(Figure content listings)
= = = =

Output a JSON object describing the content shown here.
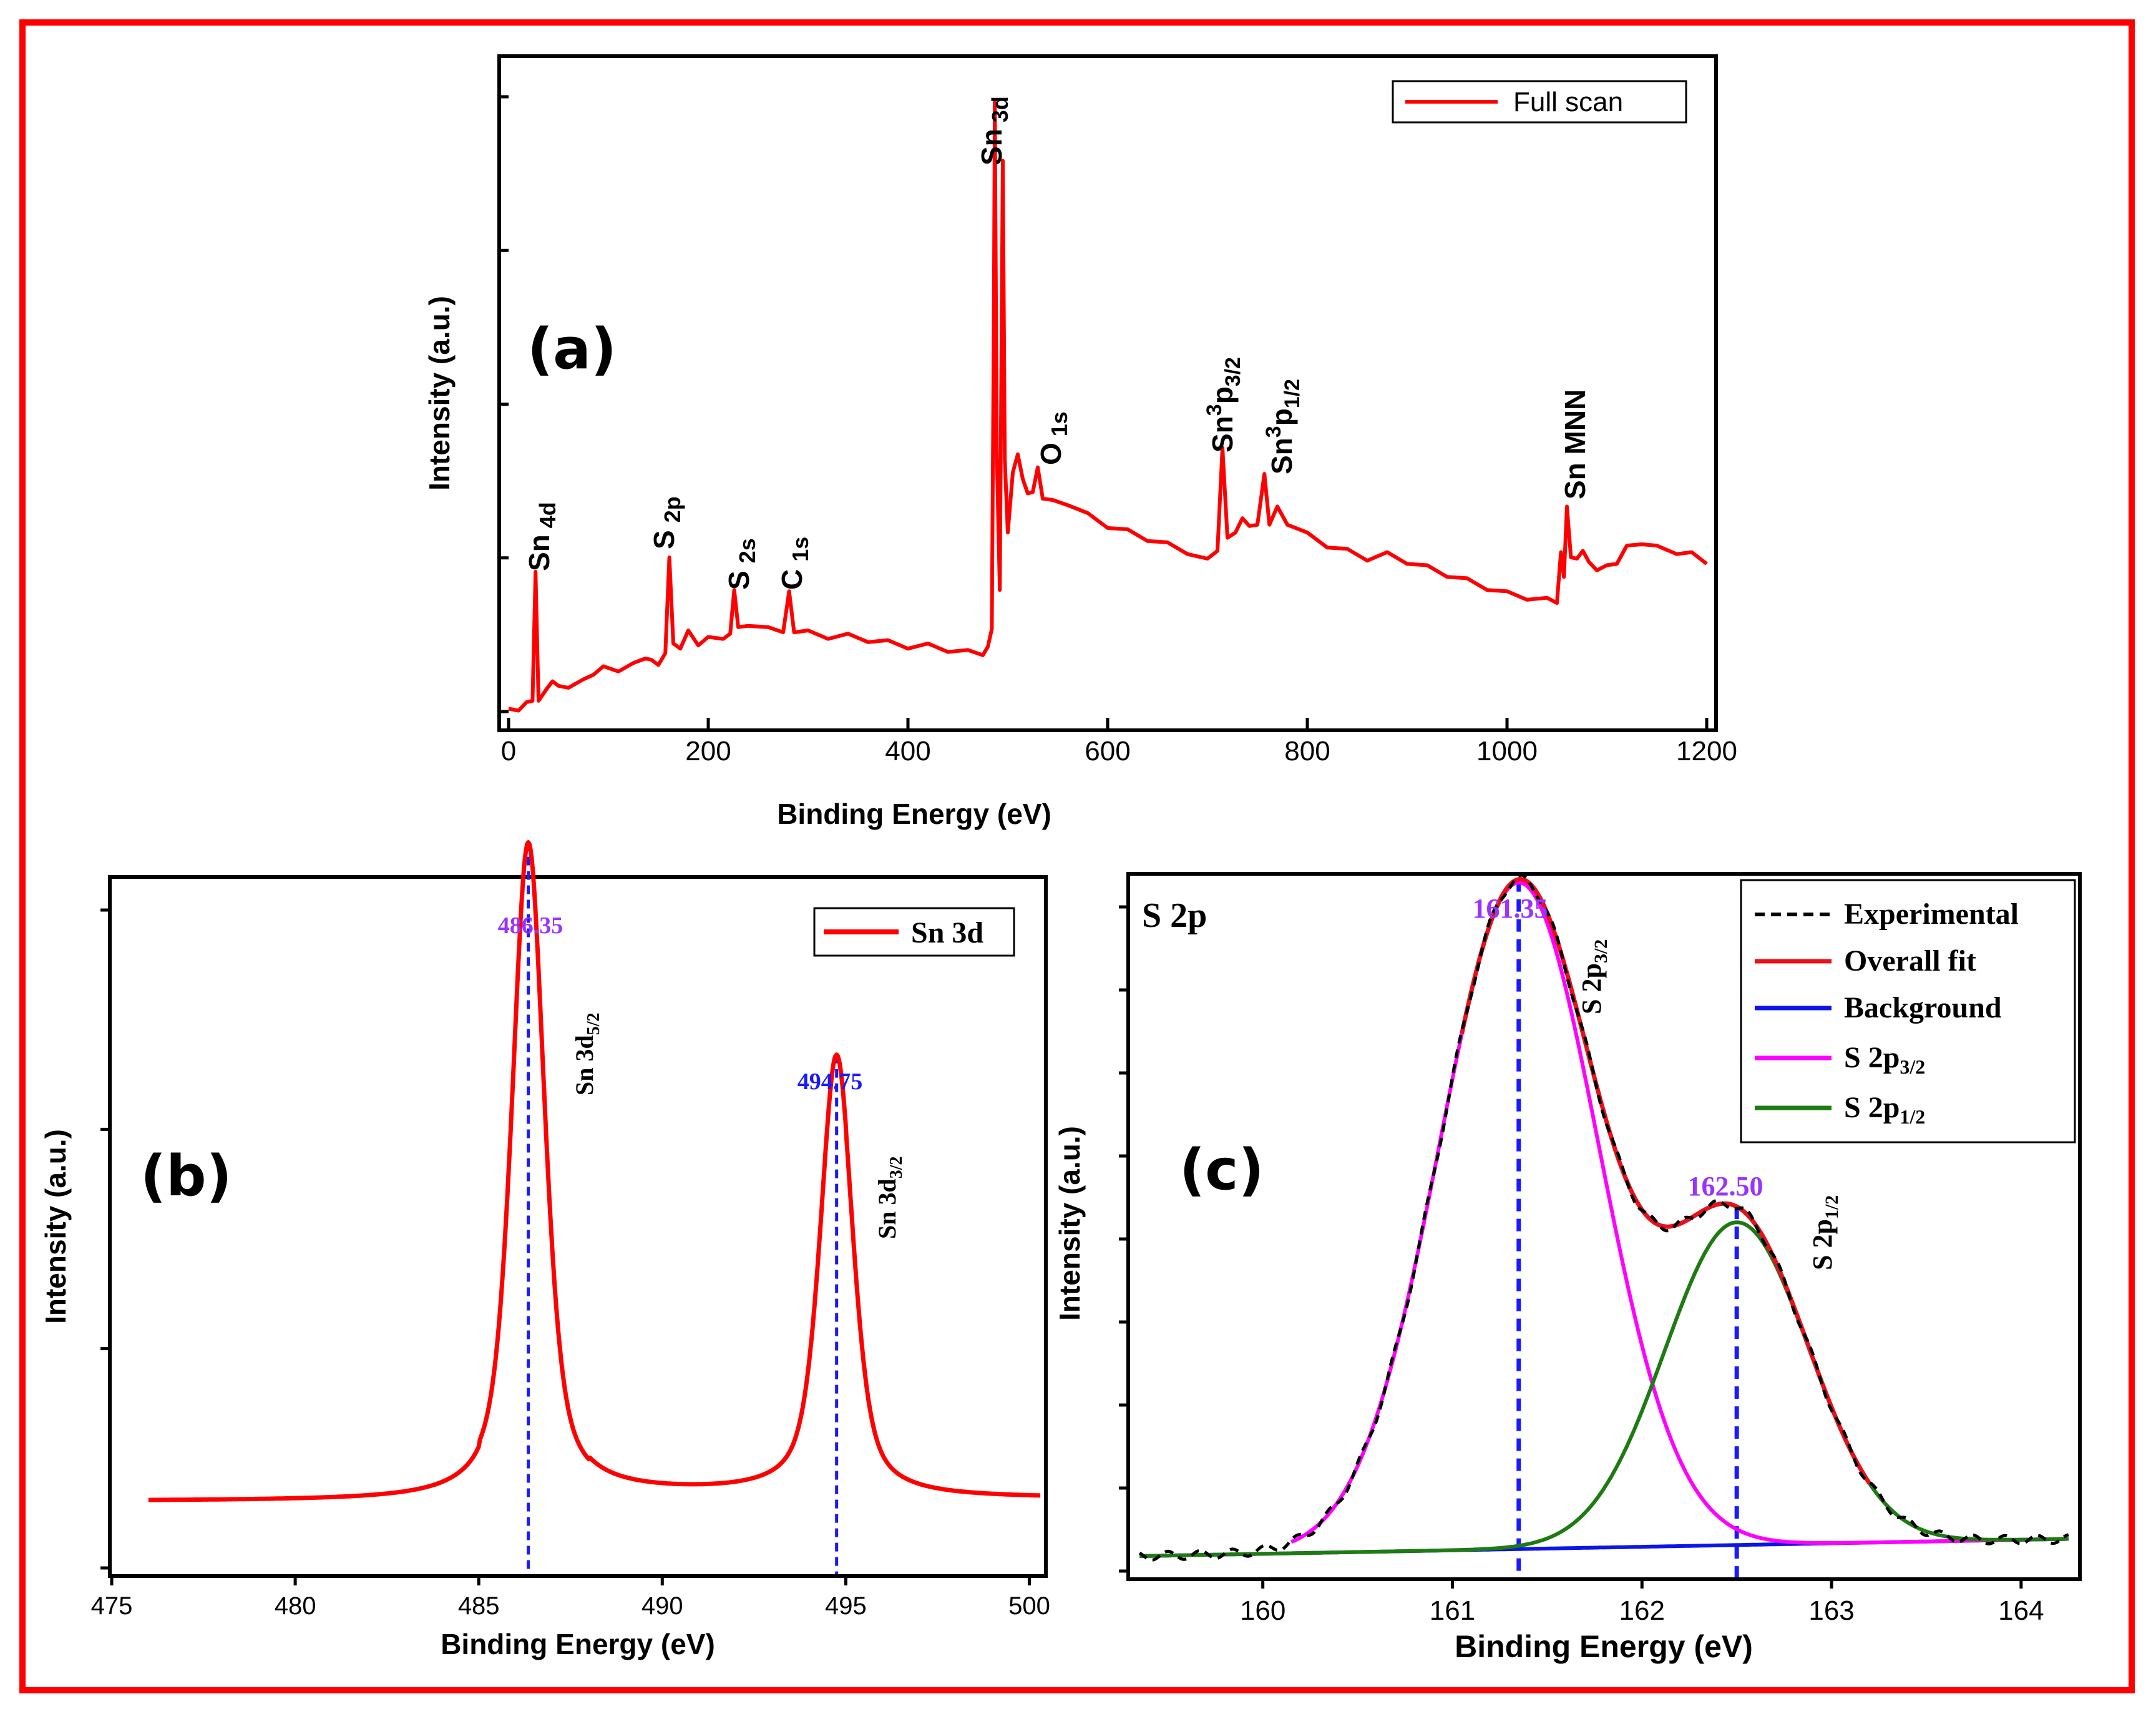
{
  "colors": {
    "frame": "#ff0000",
    "survey_line": "#ff0000",
    "fit_red": "#e8101a",
    "background_blue": "#0b16e6",
    "s2p32_magenta": "#ff00ff",
    "s2p12_green": "#1e7b12",
    "violet_label": "#9933ff",
    "blue_label": "#1a1aff"
  },
  "chart_data": [
    {
      "panel": "(a)",
      "type": "line",
      "xlabel": "Binding Energy (eV)",
      "ylabel": "Intensity (a.u.)",
      "xlim": [
        0,
        1200
      ],
      "ylim": [
        0,
        100
      ],
      "xticks": [
        0,
        200,
        400,
        600,
        800,
        1000,
        1200
      ],
      "yticks_unlabeled": true,
      "legend": {
        "label": "Full scan",
        "position": "top-right"
      },
      "series": [
        {
          "name": "Full scan",
          "points": [
            [
              0,
              1
            ],
            [
              10,
              1.5
            ],
            [
              18,
              2
            ],
            [
              24,
              3
            ],
            [
              27,
              22
            ],
            [
              30,
              3
            ],
            [
              38,
              4
            ],
            [
              44,
              6
            ],
            [
              50,
              4.5
            ],
            [
              60,
              5
            ],
            [
              75,
              5.5
            ],
            [
              85,
              7
            ],
            [
              95,
              7.5
            ],
            [
              110,
              7.5
            ],
            [
              125,
              8
            ],
            [
              137,
              9.5
            ],
            [
              143,
              8.5
            ],
            [
              150,
              8.5
            ],
            [
              157,
              9.5
            ],
            [
              161,
              25
            ],
            [
              165,
              11
            ],
            [
              172,
              11
            ],
            [
              180,
              13
            ],
            [
              190,
              11.5
            ],
            [
              200,
              12
            ],
            [
              215,
              12.5
            ],
            [
              222,
              12.5
            ],
            [
              226,
              20
            ],
            [
              230,
              13.5
            ],
            [
              240,
              14.5
            ],
            [
              260,
              13.5
            ],
            [
              275,
              13.5
            ],
            [
              281,
              19
            ],
            [
              286,
              13.5
            ],
            [
              300,
              13
            ],
            [
              320,
              12.5
            ],
            [
              340,
              12.5
            ],
            [
              360,
              12
            ],
            [
              380,
              11.5
            ],
            [
              400,
              11
            ],
            [
              420,
              11
            ],
            [
              440,
              10.5
            ],
            [
              460,
              10
            ],
            [
              475,
              10
            ],
            [
              480,
              10.5
            ],
            [
              484,
              14
            ],
            [
              486,
              60
            ],
            [
              487,
              95
            ],
            [
              489,
              40
            ],
            [
              492,
              20
            ],
            [
              495,
              85
            ],
            [
              497,
              40
            ],
            [
              500,
              28
            ],
            [
              505,
              38
            ],
            [
              510,
              40
            ],
            [
              515,
              37
            ],
            [
              520,
              34
            ],
            [
              525,
              35
            ],
            [
              530,
              38
            ],
            [
              535,
              34
            ],
            [
              545,
              33
            ],
            [
              560,
              33
            ],
            [
              580,
              31
            ],
            [
              600,
              29.5
            ],
            [
              620,
              28.5
            ],
            [
              640,
              27.5
            ],
            [
              660,
              26.5
            ],
            [
              680,
              25.5
            ],
            [
              700,
              24
            ],
            [
              710,
              26
            ],
            [
              715,
              41
            ],
            [
              720,
              28
            ],
            [
              728,
              28
            ],
            [
              735,
              31
            ],
            [
              742,
              29
            ],
            [
              750,
              30
            ],
            [
              757,
              37
            ],
            [
              762,
              30
            ],
            [
              770,
              32
            ],
            [
              780,
              30
            ],
            [
              800,
              28
            ],
            [
              820,
              26.5
            ],
            [
              840,
              25.5
            ],
            [
              860,
              24.5
            ],
            [
              880,
              25
            ],
            [
              900,
              24
            ],
            [
              920,
              23
            ],
            [
              940,
              22
            ],
            [
              960,
              21
            ],
            [
              980,
              20
            ],
            [
              1000,
              19
            ],
            [
              1020,
              18.5
            ],
            [
              1040,
              18
            ],
            [
              1050,
              18
            ],
            [
              1054,
              25
            ],
            [
              1057,
              22
            ],
            [
              1060,
              32
            ],
            [
              1064,
              25
            ],
            [
              1070,
              24
            ],
            [
              1076,
              26
            ],
            [
              1082,
              23.5
            ],
            [
              1090,
              23
            ],
            [
              1100,
              23
            ],
            [
              1110,
              24
            ],
            [
              1120,
              26
            ],
            [
              1135,
              27
            ],
            [
              1150,
              26
            ],
            [
              1170,
              25.5
            ],
            [
              1185,
              25
            ],
            [
              1200,
              24
            ]
          ]
        }
      ],
      "annotations": [
        "Sn 3d",
        "O 1s",
        "Sn 4d",
        "S 2p",
        "S 2s",
        "C 1s",
        "Sn 3 p 3/2",
        "Sn 3 p 1/2",
        "Sn MNN"
      ]
    },
    {
      "panel": "(b)",
      "type": "line",
      "xlabel": "Binding Energy (eV)",
      "ylabel": "Intensity (a.u.)",
      "xlim": [
        475,
        500.4
      ],
      "ylim": [
        0,
        100
      ],
      "xticks": [
        475,
        480,
        485,
        490,
        495,
        500
      ],
      "yticks_unlabeled": true,
      "legend": {
        "label": "Sn 3d",
        "position": "top-right"
      },
      "series": [
        {
          "name": "Sn 3d",
          "baseline": 10.5,
          "peaks": [
            {
              "center": 486.35,
              "height": 94,
              "width": 0.55,
              "label": "Sn 3d 5/2"
            },
            {
              "center": 494.75,
              "height": 63,
              "width": 0.55,
              "label": "Sn 3d 3/2"
            }
          ]
        }
      ],
      "peak_labels": [
        "486.35",
        "494.75"
      ]
    },
    {
      "panel": "(c)",
      "title": "S 2p",
      "type": "line",
      "xlabel": "Binding Energy (eV)",
      "ylabel": "Intensity (a.u.)",
      "xlim": [
        159.3,
        164.3
      ],
      "ylim": [
        0,
        100
      ],
      "xticks": [
        160,
        161,
        162,
        163,
        164
      ],
      "yticks_unlabeled": true,
      "legend": {
        "entries": [
          "Experimental",
          "Overall fit",
          "Background",
          "S 2p3/2",
          "S 2p1/2"
        ],
        "position": "top-right"
      },
      "series": [
        {
          "name": "Experimental",
          "style": "dashed"
        },
        {
          "name": "Overall fit"
        },
        {
          "name": "Background",
          "from": [
            159.3,
            3
          ],
          "to": [
            164.3,
            5.5
          ]
        },
        {
          "name": "S 2p3/2",
          "center": 161.35,
          "height": 95,
          "sigma": 0.42
        },
        {
          "name": "S 2p1/2",
          "center": 162.5,
          "height": 46,
          "sigma": 0.38
        }
      ],
      "peak_labels": [
        "161.35",
        "162.50"
      ]
    }
  ],
  "text": {
    "a_panel": "(a)",
    "b_panel": "(b)",
    "c_panel": "(c)",
    "c_title": "S 2p",
    "xlabel": "Binding Energy (eV)",
    "ylabel": "Intensity (a.u.)",
    "a_legend": "Full scan",
    "a_sn3d_main": "Sn",
    "a_sn3d_sub": "3d",
    "a_o1s_main": "O",
    "a_o1s_sub": "1s",
    "a_sn4d_main": "Sn",
    "a_sn4d_sub": "4d",
    "a_s2p_main": "S",
    "a_s2p_sub": "2p",
    "a_s2s_main": "S",
    "a_s2s_sub": "2s",
    "a_c1s_main": "C",
    "a_c1s_sub": "1s",
    "a_sn3p32_main": "Sn",
    "a_sn3p_sup": "3",
    "a_sn3p_p": "p",
    "a_sn3p32_sub": "3/2",
    "a_sn3p12_main": "Sn",
    "a_sn3p12_sub": "1/2",
    "a_snmnn": "Sn MNN",
    "b_legend": "Sn 3d",
    "b_peak1_value": "486.35",
    "b_peak2_value": "494.75",
    "b_peak1_main": "Sn 3d",
    "b_peak1_sub": "5/2",
    "b_peak2_main": "Sn 3d",
    "b_peak2_sub": "3/2",
    "c_peak1_value": "161.35",
    "c_peak2_value": "162.50",
    "c_peak1_main": "S 2p",
    "c_peak1_sub": "3/2",
    "c_peak2_main": "S 2p",
    "c_peak2_sub": "1/2",
    "c_leg_exp": "Experimental",
    "c_leg_fit": "Overall fit",
    "c_leg_bg": "Background",
    "c_leg_p32_main": "S 2p",
    "c_leg_p32_sub": "3/2",
    "c_leg_p12_main": "S 2p",
    "c_leg_p12_sub": "1/2"
  }
}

= = = =

Written task: Return, from the data, each line that has the word "Overall" in it.

Full output:
          "Overall fit",
          "name": "Overall fit"
    "c_leg_fit": "Overall fit",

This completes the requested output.